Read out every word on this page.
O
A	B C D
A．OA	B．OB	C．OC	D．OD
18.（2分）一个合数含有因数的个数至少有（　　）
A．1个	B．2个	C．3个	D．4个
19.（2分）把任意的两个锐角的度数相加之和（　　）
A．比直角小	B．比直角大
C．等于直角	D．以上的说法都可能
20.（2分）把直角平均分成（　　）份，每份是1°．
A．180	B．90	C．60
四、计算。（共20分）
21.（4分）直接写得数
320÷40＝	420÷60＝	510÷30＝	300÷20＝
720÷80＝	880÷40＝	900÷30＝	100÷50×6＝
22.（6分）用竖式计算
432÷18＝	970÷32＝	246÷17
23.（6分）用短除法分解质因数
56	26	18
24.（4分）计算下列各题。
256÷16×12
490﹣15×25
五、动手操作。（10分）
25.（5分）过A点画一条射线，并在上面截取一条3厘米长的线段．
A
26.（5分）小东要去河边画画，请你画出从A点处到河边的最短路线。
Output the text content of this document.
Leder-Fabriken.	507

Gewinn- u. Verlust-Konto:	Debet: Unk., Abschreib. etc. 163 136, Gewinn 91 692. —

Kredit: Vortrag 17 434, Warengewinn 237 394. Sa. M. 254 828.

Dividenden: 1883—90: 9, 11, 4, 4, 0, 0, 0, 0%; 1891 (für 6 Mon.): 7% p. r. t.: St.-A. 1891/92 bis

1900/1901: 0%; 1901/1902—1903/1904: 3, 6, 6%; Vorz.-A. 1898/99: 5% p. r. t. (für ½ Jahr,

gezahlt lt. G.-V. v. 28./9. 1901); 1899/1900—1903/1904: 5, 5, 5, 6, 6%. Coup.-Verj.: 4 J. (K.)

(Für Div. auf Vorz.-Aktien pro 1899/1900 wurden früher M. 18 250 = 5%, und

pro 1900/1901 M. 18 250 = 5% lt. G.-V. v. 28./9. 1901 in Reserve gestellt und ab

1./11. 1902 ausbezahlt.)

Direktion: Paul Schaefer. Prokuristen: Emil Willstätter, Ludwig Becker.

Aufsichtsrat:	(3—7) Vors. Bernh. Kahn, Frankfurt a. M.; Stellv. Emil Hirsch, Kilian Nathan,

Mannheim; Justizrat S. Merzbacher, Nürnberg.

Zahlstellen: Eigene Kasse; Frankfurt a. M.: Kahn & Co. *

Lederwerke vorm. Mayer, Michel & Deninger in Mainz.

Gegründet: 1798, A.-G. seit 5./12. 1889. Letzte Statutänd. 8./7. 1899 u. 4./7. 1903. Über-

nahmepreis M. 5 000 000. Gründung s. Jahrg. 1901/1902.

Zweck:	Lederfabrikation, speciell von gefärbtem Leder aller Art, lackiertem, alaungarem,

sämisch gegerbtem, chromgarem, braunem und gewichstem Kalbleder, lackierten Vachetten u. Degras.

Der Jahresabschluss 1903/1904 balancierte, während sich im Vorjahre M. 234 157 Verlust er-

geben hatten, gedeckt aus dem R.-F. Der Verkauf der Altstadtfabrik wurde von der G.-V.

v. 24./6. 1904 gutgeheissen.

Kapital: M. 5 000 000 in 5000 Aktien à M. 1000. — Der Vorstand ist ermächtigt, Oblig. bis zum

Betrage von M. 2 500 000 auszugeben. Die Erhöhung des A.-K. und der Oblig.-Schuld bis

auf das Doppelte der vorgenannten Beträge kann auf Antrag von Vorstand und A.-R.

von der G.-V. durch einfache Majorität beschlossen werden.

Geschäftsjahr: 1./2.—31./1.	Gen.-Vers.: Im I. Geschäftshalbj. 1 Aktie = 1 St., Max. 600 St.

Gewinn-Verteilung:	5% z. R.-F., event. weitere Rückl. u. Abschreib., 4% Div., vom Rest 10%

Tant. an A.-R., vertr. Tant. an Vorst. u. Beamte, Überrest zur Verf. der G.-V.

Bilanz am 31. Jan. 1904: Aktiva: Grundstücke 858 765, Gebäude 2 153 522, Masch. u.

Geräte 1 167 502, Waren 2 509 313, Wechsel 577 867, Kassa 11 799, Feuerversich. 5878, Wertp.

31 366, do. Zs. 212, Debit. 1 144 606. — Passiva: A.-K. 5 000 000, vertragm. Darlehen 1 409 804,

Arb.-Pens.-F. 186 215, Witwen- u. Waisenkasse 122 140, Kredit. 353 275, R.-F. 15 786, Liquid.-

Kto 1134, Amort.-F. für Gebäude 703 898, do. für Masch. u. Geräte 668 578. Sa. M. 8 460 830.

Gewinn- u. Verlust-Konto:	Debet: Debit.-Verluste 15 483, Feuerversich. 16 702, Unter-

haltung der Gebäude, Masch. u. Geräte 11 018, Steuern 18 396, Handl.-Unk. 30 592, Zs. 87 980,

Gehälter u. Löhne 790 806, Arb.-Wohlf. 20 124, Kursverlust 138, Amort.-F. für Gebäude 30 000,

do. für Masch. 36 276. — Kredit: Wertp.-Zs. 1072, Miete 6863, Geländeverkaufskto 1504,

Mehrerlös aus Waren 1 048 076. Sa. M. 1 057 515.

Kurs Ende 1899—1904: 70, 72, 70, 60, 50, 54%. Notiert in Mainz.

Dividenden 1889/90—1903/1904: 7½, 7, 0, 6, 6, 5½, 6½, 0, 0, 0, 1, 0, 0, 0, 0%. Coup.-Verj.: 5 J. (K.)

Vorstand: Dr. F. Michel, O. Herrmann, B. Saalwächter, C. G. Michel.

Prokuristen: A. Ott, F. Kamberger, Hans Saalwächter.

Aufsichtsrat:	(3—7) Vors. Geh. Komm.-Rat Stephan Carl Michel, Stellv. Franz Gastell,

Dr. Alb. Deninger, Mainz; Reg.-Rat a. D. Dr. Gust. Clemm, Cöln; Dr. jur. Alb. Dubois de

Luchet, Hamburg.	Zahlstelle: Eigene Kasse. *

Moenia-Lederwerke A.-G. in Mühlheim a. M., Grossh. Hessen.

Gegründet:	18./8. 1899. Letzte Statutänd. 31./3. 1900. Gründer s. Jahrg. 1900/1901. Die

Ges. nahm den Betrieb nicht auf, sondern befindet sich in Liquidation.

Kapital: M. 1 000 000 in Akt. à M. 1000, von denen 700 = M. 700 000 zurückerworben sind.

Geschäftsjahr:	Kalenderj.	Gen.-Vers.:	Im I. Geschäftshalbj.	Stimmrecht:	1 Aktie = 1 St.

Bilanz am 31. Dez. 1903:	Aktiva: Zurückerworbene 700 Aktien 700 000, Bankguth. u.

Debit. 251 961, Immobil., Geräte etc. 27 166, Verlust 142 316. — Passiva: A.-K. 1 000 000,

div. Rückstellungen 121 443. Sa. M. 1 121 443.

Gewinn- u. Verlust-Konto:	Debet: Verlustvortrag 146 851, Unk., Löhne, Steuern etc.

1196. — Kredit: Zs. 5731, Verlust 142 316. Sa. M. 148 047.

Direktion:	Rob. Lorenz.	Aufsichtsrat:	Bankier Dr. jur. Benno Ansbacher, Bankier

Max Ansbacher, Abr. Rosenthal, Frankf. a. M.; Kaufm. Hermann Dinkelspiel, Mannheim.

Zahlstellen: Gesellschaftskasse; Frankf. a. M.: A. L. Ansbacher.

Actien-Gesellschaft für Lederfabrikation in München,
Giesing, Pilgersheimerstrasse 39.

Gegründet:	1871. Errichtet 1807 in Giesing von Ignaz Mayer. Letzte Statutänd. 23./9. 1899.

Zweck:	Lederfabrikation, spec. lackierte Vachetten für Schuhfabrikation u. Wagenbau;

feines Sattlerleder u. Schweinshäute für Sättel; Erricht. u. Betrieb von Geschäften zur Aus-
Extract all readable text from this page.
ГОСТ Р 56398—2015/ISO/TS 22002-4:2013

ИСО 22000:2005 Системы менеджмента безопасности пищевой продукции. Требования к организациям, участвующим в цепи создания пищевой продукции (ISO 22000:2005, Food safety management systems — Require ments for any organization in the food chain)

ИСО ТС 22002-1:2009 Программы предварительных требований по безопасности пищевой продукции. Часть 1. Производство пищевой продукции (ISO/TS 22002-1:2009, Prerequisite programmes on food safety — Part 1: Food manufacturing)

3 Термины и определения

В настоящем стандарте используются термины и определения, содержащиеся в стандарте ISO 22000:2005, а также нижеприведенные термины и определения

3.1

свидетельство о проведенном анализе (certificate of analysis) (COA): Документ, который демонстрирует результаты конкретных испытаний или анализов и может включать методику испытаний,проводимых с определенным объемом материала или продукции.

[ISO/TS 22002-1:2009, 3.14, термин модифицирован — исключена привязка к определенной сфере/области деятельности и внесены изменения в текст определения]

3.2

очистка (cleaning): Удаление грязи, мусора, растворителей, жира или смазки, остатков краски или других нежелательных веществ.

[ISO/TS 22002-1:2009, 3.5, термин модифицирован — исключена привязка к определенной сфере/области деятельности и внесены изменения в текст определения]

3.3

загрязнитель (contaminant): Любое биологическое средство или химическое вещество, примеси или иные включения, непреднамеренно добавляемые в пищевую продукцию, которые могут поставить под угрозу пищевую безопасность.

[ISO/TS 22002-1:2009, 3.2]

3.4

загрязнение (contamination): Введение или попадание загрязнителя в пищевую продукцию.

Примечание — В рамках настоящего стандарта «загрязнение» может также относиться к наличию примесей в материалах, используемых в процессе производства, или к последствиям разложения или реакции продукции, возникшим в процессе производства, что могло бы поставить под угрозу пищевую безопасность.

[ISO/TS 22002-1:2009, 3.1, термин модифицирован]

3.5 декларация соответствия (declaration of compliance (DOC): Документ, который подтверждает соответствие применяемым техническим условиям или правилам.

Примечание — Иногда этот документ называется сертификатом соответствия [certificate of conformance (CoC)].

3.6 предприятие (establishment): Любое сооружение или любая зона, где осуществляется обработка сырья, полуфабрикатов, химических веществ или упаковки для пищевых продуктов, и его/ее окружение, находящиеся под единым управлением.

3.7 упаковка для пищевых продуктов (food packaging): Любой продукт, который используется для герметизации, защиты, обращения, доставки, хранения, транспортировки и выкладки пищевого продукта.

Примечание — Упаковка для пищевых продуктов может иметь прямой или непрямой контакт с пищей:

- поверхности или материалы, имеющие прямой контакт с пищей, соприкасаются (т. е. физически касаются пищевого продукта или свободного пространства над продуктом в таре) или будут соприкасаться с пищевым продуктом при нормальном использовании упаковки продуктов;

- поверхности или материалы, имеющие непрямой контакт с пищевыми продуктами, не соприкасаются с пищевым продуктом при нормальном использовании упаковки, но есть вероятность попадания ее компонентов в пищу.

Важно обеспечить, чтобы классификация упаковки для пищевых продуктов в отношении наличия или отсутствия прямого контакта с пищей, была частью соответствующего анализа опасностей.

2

> Stated task
Using the records above, copy every line that has the word "соприкасаются" in it.

> Solved problem
- поверхности или материалы, имеющие прямой контакт с пищей, соприкасаются (т. е. физически касаются пищевого продукта или свободного пространства над продуктом в таре) или будут соприкасаться с пищевым продуктом при нормальном использовании упаковки продуктов;
- поверхности или материалы, имеющие непрямой контакт с пищевыми продуктами, не соприкасаются с пищевым продуктом при нормальном использовании упаковки, но есть вероятность попадания ее компонентов в пищу.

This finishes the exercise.